• **The exercise**:
Using the material below, copy every line where "shape" appears.

-------

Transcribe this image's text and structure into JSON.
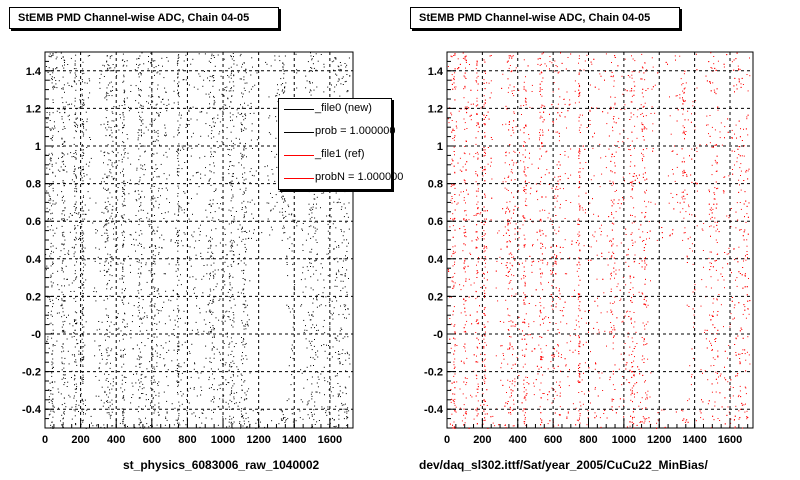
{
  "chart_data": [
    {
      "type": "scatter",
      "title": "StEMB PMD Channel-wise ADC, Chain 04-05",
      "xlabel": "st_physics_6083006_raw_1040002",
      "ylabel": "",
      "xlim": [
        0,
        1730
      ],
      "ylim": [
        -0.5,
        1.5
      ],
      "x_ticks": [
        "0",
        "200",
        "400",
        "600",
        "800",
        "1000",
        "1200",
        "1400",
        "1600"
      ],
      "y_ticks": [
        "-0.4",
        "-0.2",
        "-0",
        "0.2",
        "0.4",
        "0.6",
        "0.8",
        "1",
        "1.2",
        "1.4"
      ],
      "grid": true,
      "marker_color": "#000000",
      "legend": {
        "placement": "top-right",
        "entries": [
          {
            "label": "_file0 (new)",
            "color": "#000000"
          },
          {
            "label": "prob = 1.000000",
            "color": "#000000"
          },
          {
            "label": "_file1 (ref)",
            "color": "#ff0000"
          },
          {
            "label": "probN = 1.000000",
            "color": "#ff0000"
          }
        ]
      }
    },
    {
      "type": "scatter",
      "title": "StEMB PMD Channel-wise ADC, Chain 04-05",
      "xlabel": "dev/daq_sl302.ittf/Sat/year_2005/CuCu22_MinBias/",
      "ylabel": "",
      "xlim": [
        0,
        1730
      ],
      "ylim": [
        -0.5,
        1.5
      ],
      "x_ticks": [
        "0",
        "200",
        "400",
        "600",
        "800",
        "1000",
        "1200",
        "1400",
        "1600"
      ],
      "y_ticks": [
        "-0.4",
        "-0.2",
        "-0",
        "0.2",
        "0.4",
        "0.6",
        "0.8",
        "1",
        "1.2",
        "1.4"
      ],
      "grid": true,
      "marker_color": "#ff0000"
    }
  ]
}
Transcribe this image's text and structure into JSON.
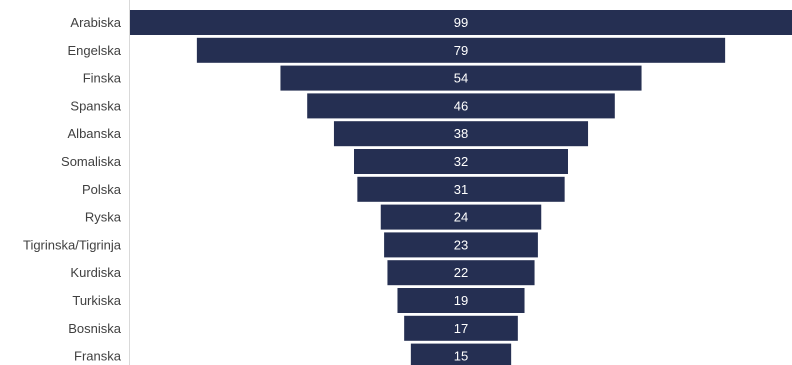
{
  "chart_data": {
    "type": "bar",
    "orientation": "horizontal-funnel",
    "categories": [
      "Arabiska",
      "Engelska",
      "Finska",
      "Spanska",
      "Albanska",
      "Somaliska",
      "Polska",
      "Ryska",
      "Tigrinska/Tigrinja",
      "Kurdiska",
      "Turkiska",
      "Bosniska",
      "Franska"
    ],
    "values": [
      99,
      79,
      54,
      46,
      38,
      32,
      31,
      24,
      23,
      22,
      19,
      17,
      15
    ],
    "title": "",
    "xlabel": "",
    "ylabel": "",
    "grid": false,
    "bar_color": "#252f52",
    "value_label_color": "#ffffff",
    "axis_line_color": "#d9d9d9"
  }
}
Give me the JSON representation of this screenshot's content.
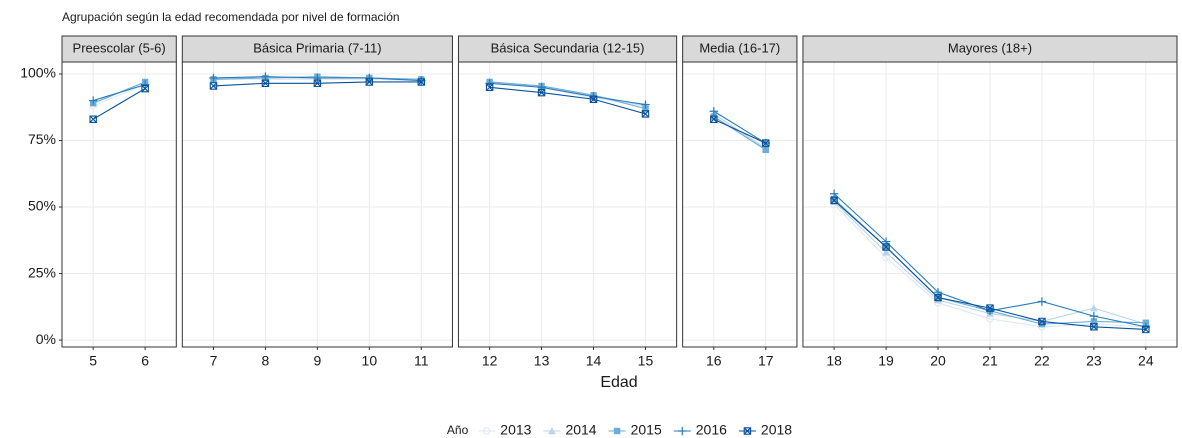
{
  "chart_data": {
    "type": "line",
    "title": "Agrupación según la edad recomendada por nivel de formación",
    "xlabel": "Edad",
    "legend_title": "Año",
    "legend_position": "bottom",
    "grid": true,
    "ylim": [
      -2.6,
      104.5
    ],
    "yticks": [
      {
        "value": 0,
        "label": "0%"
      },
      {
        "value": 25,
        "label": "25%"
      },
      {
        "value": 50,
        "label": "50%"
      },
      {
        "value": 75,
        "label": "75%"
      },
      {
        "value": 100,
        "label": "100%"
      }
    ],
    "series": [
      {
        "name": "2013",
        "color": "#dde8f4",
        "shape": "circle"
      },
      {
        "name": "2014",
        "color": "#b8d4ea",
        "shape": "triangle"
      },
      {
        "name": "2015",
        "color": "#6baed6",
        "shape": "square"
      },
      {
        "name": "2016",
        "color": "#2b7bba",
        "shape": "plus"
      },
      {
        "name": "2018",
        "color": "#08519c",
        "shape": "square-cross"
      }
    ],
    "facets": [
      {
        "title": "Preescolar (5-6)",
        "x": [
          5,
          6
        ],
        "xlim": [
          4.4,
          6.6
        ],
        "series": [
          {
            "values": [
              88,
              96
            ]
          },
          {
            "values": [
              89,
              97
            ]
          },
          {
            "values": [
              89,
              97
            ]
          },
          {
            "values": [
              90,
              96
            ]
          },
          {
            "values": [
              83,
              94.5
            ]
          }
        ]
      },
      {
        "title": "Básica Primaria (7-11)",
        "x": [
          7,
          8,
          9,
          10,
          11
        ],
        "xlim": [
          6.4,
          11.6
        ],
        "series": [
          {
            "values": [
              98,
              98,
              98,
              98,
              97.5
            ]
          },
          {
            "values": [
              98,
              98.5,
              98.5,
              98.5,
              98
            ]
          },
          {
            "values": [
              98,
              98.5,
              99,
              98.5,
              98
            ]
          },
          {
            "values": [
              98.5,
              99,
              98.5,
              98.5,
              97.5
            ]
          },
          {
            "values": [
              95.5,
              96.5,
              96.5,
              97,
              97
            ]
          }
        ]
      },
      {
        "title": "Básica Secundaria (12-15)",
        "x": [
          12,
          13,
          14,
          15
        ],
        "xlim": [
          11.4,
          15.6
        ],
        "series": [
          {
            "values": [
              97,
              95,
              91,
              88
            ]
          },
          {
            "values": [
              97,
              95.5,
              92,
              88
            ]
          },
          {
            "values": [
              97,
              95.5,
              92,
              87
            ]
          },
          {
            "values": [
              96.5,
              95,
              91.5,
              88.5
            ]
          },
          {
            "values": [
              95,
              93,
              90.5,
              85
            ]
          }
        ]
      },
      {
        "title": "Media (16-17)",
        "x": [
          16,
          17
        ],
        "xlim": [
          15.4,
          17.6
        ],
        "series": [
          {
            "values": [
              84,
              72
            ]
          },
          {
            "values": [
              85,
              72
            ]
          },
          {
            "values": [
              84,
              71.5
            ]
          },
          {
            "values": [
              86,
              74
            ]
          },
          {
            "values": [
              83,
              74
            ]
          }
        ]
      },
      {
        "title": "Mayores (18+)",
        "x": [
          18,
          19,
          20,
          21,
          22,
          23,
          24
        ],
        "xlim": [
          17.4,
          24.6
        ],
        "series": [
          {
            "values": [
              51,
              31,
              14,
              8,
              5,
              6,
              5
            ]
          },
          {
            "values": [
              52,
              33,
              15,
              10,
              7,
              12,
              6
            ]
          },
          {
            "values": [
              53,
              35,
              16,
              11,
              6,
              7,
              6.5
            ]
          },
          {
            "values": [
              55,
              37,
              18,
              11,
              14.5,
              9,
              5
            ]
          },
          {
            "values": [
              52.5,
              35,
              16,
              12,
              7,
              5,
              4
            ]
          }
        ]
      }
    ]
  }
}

-------

• **Answer for this exercise**:
        "shape": "circle"
        "shape": "triangle"
        "shape": "square"
        "shape": "plus"
        "shape": "square-cross"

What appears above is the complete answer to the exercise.